### Exercise
Go through the material below and copy all lines with "xlabel".

## start Data to use

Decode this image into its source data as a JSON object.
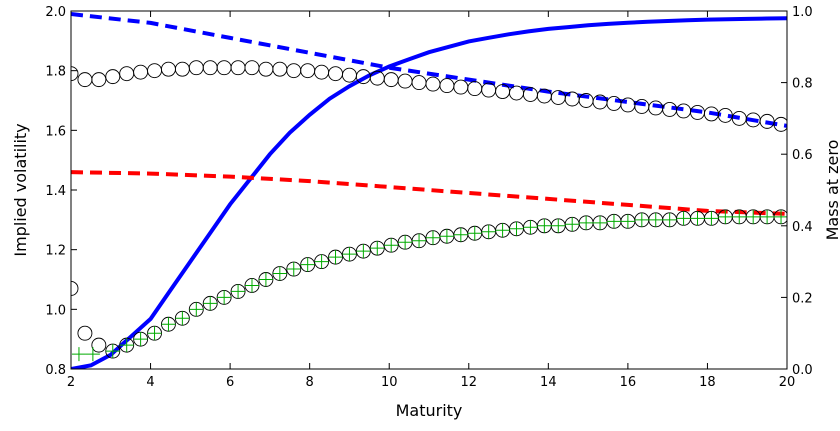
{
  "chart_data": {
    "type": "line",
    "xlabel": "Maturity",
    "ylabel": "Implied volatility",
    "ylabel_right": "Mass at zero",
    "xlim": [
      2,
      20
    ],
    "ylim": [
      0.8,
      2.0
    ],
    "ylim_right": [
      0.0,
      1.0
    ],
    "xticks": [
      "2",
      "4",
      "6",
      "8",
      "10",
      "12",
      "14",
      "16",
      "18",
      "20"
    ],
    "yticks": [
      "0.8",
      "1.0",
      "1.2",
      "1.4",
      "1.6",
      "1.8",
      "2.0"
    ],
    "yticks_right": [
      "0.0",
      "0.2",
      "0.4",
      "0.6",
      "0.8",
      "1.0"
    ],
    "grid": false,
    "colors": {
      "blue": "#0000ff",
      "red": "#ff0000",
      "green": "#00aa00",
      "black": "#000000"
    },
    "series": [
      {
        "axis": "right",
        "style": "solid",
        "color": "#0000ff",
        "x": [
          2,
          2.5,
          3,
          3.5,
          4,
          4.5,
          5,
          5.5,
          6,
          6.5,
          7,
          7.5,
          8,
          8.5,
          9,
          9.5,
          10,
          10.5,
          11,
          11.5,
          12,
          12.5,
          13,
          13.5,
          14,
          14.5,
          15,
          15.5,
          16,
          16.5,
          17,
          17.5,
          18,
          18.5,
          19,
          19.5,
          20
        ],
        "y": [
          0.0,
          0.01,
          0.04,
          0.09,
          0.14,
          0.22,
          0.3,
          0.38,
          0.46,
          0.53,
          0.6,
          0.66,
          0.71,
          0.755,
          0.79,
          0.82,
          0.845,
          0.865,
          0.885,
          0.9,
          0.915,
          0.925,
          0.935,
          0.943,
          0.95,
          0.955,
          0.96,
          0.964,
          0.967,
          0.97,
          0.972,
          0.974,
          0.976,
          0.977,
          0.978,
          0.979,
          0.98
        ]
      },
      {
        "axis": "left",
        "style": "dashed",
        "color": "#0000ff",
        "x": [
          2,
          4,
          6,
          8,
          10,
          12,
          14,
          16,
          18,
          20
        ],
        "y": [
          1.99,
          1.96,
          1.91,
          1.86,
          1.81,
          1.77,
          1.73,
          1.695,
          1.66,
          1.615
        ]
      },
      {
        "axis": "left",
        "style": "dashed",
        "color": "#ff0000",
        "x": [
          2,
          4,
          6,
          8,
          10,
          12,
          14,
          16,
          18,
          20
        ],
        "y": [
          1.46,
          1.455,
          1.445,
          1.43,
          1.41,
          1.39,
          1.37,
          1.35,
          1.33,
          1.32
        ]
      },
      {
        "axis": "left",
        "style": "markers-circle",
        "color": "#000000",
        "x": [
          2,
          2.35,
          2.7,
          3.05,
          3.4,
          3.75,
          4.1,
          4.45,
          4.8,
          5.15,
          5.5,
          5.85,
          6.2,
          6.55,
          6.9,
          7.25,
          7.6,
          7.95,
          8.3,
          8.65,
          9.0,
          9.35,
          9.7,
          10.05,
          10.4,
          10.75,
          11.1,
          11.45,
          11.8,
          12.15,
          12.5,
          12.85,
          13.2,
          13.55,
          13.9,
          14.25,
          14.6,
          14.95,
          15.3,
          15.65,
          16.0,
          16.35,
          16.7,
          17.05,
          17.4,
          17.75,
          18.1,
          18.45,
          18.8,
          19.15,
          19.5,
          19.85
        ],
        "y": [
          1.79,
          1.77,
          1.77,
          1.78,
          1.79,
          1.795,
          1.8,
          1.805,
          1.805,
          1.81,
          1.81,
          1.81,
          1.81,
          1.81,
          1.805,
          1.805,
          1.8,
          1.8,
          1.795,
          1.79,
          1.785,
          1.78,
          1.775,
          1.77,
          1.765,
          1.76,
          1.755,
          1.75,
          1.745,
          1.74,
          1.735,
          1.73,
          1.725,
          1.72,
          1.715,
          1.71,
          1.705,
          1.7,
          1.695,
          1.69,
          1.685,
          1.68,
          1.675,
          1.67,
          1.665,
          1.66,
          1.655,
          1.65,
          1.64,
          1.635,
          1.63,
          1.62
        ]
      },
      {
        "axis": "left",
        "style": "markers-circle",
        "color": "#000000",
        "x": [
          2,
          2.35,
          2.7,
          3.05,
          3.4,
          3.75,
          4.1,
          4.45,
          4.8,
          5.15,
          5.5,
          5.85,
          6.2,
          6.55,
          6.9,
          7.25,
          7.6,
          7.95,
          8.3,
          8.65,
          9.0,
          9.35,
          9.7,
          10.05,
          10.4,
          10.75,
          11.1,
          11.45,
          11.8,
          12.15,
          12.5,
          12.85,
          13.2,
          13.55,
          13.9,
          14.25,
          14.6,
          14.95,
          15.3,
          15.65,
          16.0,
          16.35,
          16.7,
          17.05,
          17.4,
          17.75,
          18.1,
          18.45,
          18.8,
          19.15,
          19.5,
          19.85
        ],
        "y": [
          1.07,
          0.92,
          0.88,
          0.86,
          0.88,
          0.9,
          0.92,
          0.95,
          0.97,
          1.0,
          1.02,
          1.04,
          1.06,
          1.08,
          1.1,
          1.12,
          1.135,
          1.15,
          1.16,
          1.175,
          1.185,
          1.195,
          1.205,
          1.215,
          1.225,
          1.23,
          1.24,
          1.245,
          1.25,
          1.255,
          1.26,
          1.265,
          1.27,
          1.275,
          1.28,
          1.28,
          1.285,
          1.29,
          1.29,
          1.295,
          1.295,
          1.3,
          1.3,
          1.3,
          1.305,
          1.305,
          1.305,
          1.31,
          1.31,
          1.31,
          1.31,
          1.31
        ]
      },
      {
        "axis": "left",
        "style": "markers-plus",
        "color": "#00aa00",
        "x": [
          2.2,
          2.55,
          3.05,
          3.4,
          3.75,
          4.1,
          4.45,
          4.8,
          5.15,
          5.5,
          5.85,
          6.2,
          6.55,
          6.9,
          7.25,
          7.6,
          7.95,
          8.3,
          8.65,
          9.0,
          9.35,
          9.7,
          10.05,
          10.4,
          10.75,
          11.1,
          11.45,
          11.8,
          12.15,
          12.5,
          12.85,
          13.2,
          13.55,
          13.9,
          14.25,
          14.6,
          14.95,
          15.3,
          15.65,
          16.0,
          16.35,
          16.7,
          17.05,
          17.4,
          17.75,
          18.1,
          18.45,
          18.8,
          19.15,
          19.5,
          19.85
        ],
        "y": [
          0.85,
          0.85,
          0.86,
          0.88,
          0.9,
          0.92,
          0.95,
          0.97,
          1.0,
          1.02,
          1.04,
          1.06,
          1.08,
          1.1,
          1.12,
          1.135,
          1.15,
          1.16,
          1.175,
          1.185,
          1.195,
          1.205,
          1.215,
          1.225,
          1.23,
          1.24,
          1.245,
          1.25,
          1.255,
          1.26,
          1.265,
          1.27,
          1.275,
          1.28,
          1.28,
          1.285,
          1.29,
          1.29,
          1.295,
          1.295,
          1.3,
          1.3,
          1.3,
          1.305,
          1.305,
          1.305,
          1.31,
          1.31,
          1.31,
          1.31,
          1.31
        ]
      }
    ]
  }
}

## end Data to use
## start Data to use

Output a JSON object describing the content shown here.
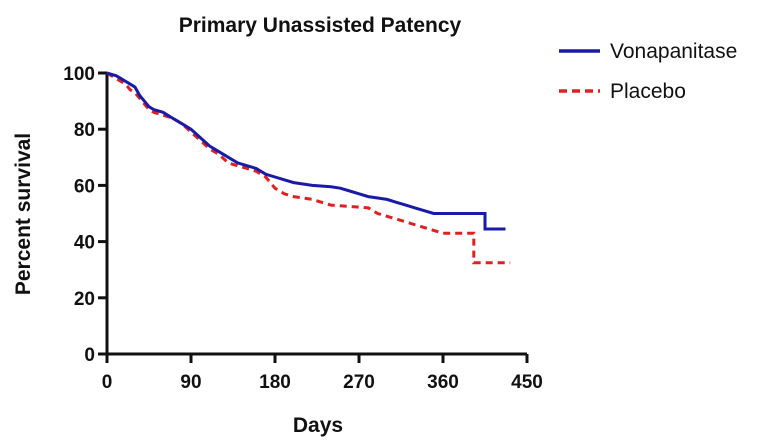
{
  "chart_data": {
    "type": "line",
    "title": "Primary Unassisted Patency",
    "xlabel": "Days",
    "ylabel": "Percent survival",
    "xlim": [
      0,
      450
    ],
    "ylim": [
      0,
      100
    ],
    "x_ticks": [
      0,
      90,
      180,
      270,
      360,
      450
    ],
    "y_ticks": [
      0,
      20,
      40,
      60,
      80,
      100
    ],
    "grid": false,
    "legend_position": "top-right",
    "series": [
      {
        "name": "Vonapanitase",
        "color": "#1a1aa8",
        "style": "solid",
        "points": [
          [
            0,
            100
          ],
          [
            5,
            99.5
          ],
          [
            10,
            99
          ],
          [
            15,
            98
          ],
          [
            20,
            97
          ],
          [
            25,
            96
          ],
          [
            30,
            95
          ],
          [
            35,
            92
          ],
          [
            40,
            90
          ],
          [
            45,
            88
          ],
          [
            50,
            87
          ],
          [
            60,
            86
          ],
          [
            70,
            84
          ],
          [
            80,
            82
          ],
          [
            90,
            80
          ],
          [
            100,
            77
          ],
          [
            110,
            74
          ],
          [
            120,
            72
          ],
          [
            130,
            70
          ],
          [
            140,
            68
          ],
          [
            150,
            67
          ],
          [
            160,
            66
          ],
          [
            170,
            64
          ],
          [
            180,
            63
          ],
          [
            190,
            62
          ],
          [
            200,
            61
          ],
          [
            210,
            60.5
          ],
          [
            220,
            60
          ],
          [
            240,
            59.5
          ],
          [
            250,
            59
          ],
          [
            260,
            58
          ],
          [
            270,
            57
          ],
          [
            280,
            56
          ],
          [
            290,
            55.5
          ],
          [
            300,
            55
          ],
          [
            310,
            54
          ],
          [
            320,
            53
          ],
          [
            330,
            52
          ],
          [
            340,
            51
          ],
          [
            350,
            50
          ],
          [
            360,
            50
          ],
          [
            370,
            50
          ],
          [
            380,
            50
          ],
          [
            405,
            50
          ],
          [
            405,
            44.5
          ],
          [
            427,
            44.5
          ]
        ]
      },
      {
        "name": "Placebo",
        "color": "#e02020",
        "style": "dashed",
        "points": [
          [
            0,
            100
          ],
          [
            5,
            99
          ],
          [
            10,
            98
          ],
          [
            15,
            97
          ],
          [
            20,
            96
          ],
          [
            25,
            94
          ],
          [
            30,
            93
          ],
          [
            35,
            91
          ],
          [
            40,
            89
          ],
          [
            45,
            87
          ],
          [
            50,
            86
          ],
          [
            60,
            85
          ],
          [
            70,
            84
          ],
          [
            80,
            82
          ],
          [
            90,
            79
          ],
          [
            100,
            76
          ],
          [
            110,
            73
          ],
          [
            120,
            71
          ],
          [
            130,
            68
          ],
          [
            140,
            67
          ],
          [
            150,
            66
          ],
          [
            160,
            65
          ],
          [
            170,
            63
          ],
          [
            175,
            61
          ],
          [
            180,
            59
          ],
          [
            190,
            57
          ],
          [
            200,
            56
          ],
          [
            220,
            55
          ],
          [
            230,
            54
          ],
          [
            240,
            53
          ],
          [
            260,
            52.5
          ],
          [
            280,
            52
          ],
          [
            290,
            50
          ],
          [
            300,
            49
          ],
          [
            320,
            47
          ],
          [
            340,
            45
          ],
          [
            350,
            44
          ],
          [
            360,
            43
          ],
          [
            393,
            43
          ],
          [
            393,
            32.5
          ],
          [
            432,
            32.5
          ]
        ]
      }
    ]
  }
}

## end Data to use
## start Data to use

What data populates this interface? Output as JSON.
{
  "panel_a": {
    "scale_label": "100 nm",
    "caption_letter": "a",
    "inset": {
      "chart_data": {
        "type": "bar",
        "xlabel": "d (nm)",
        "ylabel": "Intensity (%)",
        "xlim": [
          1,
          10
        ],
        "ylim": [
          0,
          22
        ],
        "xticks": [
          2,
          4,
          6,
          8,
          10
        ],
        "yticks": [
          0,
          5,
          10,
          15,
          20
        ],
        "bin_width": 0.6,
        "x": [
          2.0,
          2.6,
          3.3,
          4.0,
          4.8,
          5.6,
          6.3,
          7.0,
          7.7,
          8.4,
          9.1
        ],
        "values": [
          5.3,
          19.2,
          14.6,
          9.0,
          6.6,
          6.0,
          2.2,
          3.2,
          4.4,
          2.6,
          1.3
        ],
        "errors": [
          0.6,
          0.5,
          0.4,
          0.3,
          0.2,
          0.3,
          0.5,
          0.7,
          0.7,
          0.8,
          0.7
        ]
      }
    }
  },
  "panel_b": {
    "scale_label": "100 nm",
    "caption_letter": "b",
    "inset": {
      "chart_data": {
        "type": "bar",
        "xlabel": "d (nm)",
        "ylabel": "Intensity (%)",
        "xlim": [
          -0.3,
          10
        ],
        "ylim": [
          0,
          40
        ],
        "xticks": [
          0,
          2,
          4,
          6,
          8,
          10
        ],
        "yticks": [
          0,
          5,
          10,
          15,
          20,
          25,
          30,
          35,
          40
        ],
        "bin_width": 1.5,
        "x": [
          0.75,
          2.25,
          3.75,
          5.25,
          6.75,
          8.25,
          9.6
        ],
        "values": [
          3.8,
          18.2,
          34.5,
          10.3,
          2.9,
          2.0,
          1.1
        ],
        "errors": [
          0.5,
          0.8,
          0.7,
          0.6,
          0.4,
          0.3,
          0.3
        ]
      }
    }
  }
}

## end Data to use

### Answer to this task
    "xlabel": "Maturity",
    "xlabel": "Days",
        "xlabel": "d (nm)",
        "xlabel": "d (nm)",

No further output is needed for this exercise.